Challenge:
State only how many lines below include the string "negative".
Records to use start
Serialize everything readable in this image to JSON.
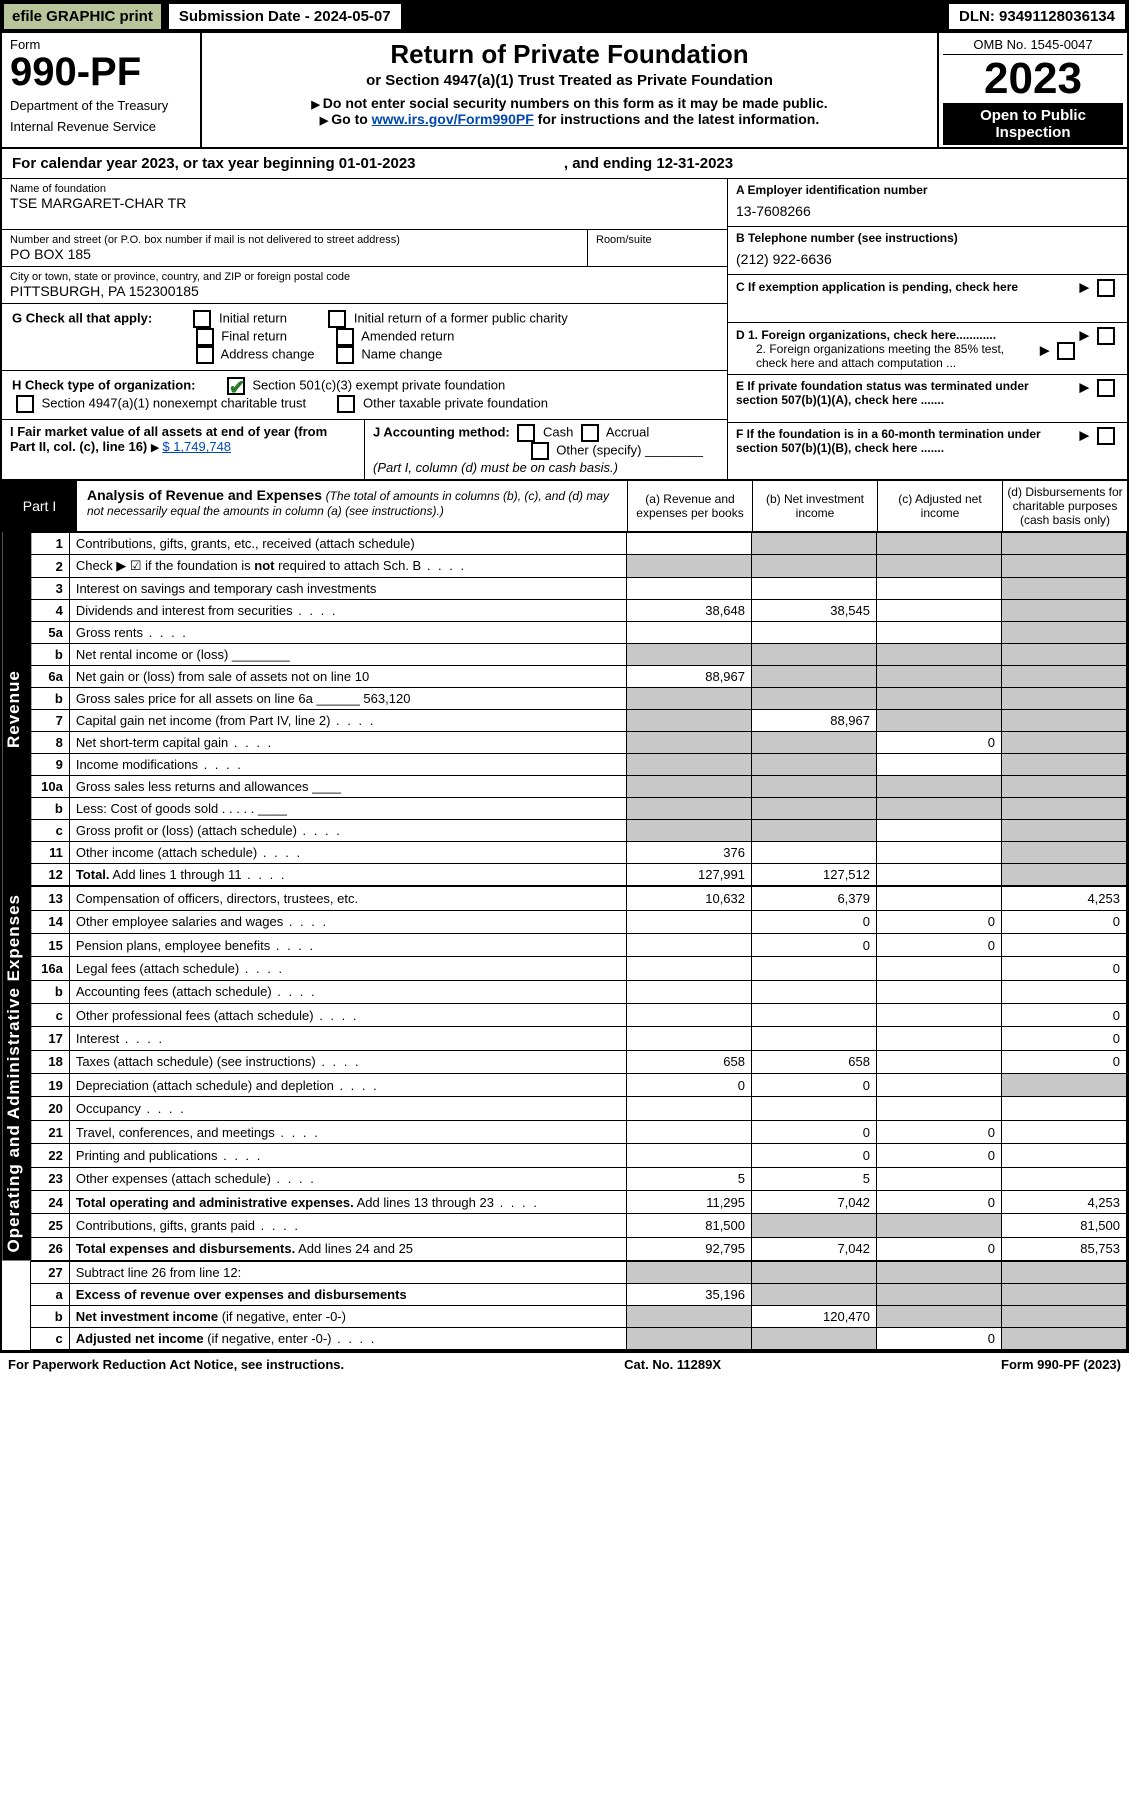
{
  "topbar": {
    "efile": "efile GRAPHIC print",
    "submission": "Submission Date - 2024-05-07",
    "dln": "DLN: 93491128036134"
  },
  "header": {
    "form_label": "Form",
    "form_number": "990-PF",
    "dept1": "Department of the Treasury",
    "dept2": "Internal Revenue Service",
    "title": "Return of Private Foundation",
    "subtitle": "or Section 4947(a)(1) Trust Treated as Private Foundation",
    "instr1": "Do not enter social security numbers on this form as it may be made public.",
    "instr2_pre": "Go to ",
    "instr2_link": "www.irs.gov/Form990PF",
    "instr2_post": " for instructions and the latest information.",
    "omb": "OMB No. 1545-0047",
    "year": "2023",
    "open_public": "Open to Public Inspection"
  },
  "cal_year": "For calendar year 2023, or tax year beginning 01-01-2023",
  "cal_year_end": ", and ending 12-31-2023",
  "foundation": {
    "name_label": "Name of foundation",
    "name": "TSE MARGARET-CHAR TR",
    "addr_label": "Number and street (or P.O. box number if mail is not delivered to street address)",
    "addr": "PO BOX 185",
    "room_label": "Room/suite",
    "city_label": "City or town, state or province, country, and ZIP or foreign postal code",
    "city": "PITTSBURGH, PA  152300185"
  },
  "right_info": {
    "a_label": "A Employer identification number",
    "a_val": "13-7608266",
    "b_label": "B Telephone number (see instructions)",
    "b_val": "(212) 922-6636",
    "c_label": "C If exemption application is pending, check here",
    "d1_label": "D 1. Foreign organizations, check here............",
    "d2_label": "2. Foreign organizations meeting the 85% test, check here and attach computation ...",
    "e_label": "E  If private foundation status was terminated under section 507(b)(1)(A), check here .......",
    "f_label": "F  If the foundation is in a 60-month termination under section 507(b)(1)(B), check here ......."
  },
  "g": {
    "label": "G Check all that apply:",
    "opts": [
      "Initial return",
      "Final return",
      "Address change",
      "Initial return of a former public charity",
      "Amended return",
      "Name change"
    ]
  },
  "h": {
    "label": "H Check type of organization:",
    "opt1": "Section 501(c)(3) exempt private foundation",
    "opt2": "Section 4947(a)(1) nonexempt charitable trust",
    "opt3": "Other taxable private foundation"
  },
  "i": {
    "label": "I Fair market value of all assets at end of year (from Part II, col. (c), line 16)",
    "val": "$  1,749,748"
  },
  "j": {
    "label": "J Accounting method:",
    "cash": "Cash",
    "accrual": "Accrual",
    "other": "Other (specify)",
    "note": "(Part I, column (d) must be on cash basis.)"
  },
  "part1": {
    "label": "Part I",
    "title": "Analysis of Revenue and Expenses",
    "title_note": "(The total of amounts in columns (b), (c), and (d) may not necessarily equal the amounts in column (a) (see instructions).)",
    "col_a": "(a)   Revenue and expenses per books",
    "col_b": "(b)   Net investment income",
    "col_c": "(c)   Adjusted net income",
    "col_d": "(d)   Disbursements for charitable purposes (cash basis only)"
  },
  "vert": {
    "revenue": "Revenue",
    "expenses": "Operating and Administrative Expenses"
  },
  "rows": [
    {
      "n": "1",
      "desc": "Contributions, gifts, grants, etc., received (attach schedule)",
      "a": "",
      "b": "shade",
      "c": "shade",
      "d": "shade"
    },
    {
      "n": "2",
      "desc": "Check ▶ ☑ if the foundation is <b>not</b> required to attach Sch. B",
      "a": "shade",
      "b": "shade",
      "c": "shade",
      "d": "shade",
      "dots": true
    },
    {
      "n": "3",
      "desc": "Interest on savings and temporary cash investments",
      "a": "",
      "b": "",
      "c": "",
      "d": "shade"
    },
    {
      "n": "4",
      "desc": "Dividends and interest from securities",
      "a": "38,648",
      "b": "38,545",
      "c": "",
      "d": "shade",
      "dots": true
    },
    {
      "n": "5a",
      "desc": "Gross rents",
      "a": "",
      "b": "",
      "c": "",
      "d": "shade",
      "dots": true
    },
    {
      "n": "b",
      "desc": "Net rental income or (loss)  ________",
      "a": "shade",
      "b": "shade",
      "c": "shade",
      "d": "shade"
    },
    {
      "n": "6a",
      "desc": "Net gain or (loss) from sale of assets not on line 10",
      "a": "88,967",
      "b": "shade",
      "c": "shade",
      "d": "shade"
    },
    {
      "n": "b",
      "desc": "Gross sales price for all assets on line 6a ______ 563,120",
      "a": "shade",
      "b": "shade",
      "c": "shade",
      "d": "shade"
    },
    {
      "n": "7",
      "desc": "Capital gain net income (from Part IV, line 2)",
      "a": "shade",
      "b": "88,967",
      "c": "shade",
      "d": "shade",
      "dots": true
    },
    {
      "n": "8",
      "desc": "Net short-term capital gain",
      "a": "shade",
      "b": "shade",
      "c": "0",
      "d": "shade",
      "dots": true
    },
    {
      "n": "9",
      "desc": "Income modifications",
      "a": "shade",
      "b": "shade",
      "c": "",
      "d": "shade",
      "dots": true
    },
    {
      "n": "10a",
      "desc": "Gross sales less returns and allowances  ____",
      "a": "shade",
      "b": "shade",
      "c": "shade",
      "d": "shade"
    },
    {
      "n": "b",
      "desc": "Less: Cost of goods sold      .  .  .  .  .   ____",
      "a": "shade",
      "b": "shade",
      "c": "shade",
      "d": "shade"
    },
    {
      "n": "c",
      "desc": "Gross profit or (loss) (attach schedule)",
      "a": "shade",
      "b": "shade",
      "c": "",
      "d": "shade",
      "dots": true
    },
    {
      "n": "11",
      "desc": "Other income (attach schedule)",
      "a": "376",
      "b": "",
      "c": "",
      "d": "shade",
      "dots": true
    },
    {
      "n": "12",
      "desc": "<b>Total.</b> Add lines 1 through 11",
      "a": "127,991",
      "b": "127,512",
      "c": "",
      "d": "shade",
      "dots": true
    }
  ],
  "exp_rows": [
    {
      "n": "13",
      "desc": "Compensation of officers, directors, trustees, etc.",
      "a": "10,632",
      "b": "6,379",
      "c": "",
      "d": "4,253"
    },
    {
      "n": "14",
      "desc": "Other employee salaries and wages",
      "a": "",
      "b": "0",
      "c": "0",
      "d": "0",
      "dots": true
    },
    {
      "n": "15",
      "desc": "Pension plans, employee benefits",
      "a": "",
      "b": "0",
      "c": "0",
      "d": "",
      "dots": true
    },
    {
      "n": "16a",
      "desc": "Legal fees (attach schedule)",
      "a": "",
      "b": "",
      "c": "",
      "d": "0",
      "dots": true
    },
    {
      "n": "b",
      "desc": "Accounting fees (attach schedule)",
      "a": "",
      "b": "",
      "c": "",
      "d": "",
      "dots": true
    },
    {
      "n": "c",
      "desc": "Other professional fees (attach schedule)",
      "a": "",
      "b": "",
      "c": "",
      "d": "0",
      "dots": true
    },
    {
      "n": "17",
      "desc": "Interest",
      "a": "",
      "b": "",
      "c": "",
      "d": "0",
      "dots": true
    },
    {
      "n": "18",
      "desc": "Taxes (attach schedule) (see instructions)",
      "a": "658",
      "b": "658",
      "c": "",
      "d": "0",
      "dots": true
    },
    {
      "n": "19",
      "desc": "Depreciation (attach schedule) and depletion",
      "a": "0",
      "b": "0",
      "c": "",
      "d": "shade",
      "dots": true
    },
    {
      "n": "20",
      "desc": "Occupancy",
      "a": "",
      "b": "",
      "c": "",
      "d": "",
      "dots": true
    },
    {
      "n": "21",
      "desc": "Travel, conferences, and meetings",
      "a": "",
      "b": "0",
      "c": "0",
      "d": "",
      "dots": true
    },
    {
      "n": "22",
      "desc": "Printing and publications",
      "a": "",
      "b": "0",
      "c": "0",
      "d": "",
      "dots": true
    },
    {
      "n": "23",
      "desc": "Other expenses (attach schedule)",
      "a": "5",
      "b": "5",
      "c": "",
      "d": "",
      "dots": true
    },
    {
      "n": "24",
      "desc": "<b>Total operating and administrative expenses.</b> Add lines 13 through 23",
      "a": "11,295",
      "b": "7,042",
      "c": "0",
      "d": "4,253",
      "dots": true
    },
    {
      "n": "25",
      "desc": "Contributions, gifts, grants paid",
      "a": "81,500",
      "b": "shade",
      "c": "shade",
      "d": "81,500",
      "dots": true
    },
    {
      "n": "26",
      "desc": "<b>Total expenses and disbursements.</b> Add lines 24 and 25",
      "a": "92,795",
      "b": "7,042",
      "c": "0",
      "d": "85,753"
    }
  ],
  "bottom_rows": [
    {
      "n": "27",
      "desc": "Subtract line 26 from line 12:",
      "a": "shade",
      "b": "shade",
      "c": "shade",
      "d": "shade"
    },
    {
      "n": "a",
      "desc": "<b>Excess of revenue over expenses and disbursements</b>",
      "a": "35,196",
      "b": "shade",
      "c": "shade",
      "d": "shade"
    },
    {
      "n": "b",
      "desc": "<b>Net investment income</b> (if negative, enter -0-)",
      "a": "shade",
      "b": "120,470",
      "c": "shade",
      "d": "shade"
    },
    {
      "n": "c",
      "desc": "<b>Adjusted net income</b> (if negative, enter -0-)",
      "a": "shade",
      "b": "shade",
      "c": "0",
      "d": "shade",
      "dots": true
    }
  ],
  "footer": {
    "left": "For Paperwork Reduction Act Notice, see instructions.",
    "center": "Cat. No. 11289X",
    "right": "Form 990-PF (2023)"
  },
  "colors": {
    "efile_bg": "#B8C499",
    "shade_bg": "#c8c8c8",
    "link": "#0047b3",
    "check": "#2b7a2b"
  }
}
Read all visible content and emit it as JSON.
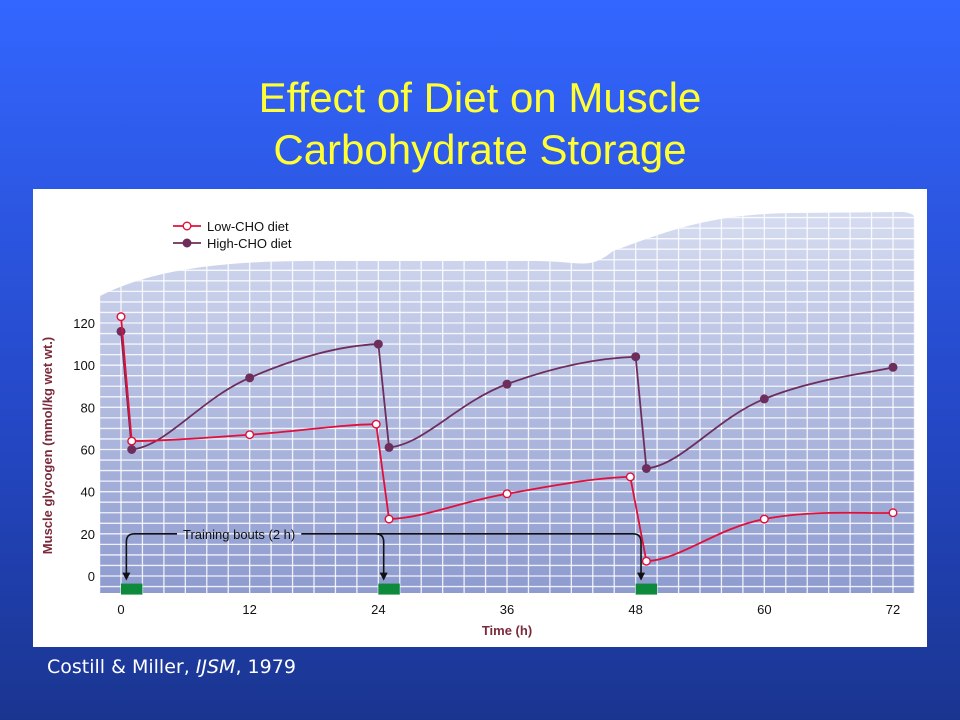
Records to use end
Exercise output:
2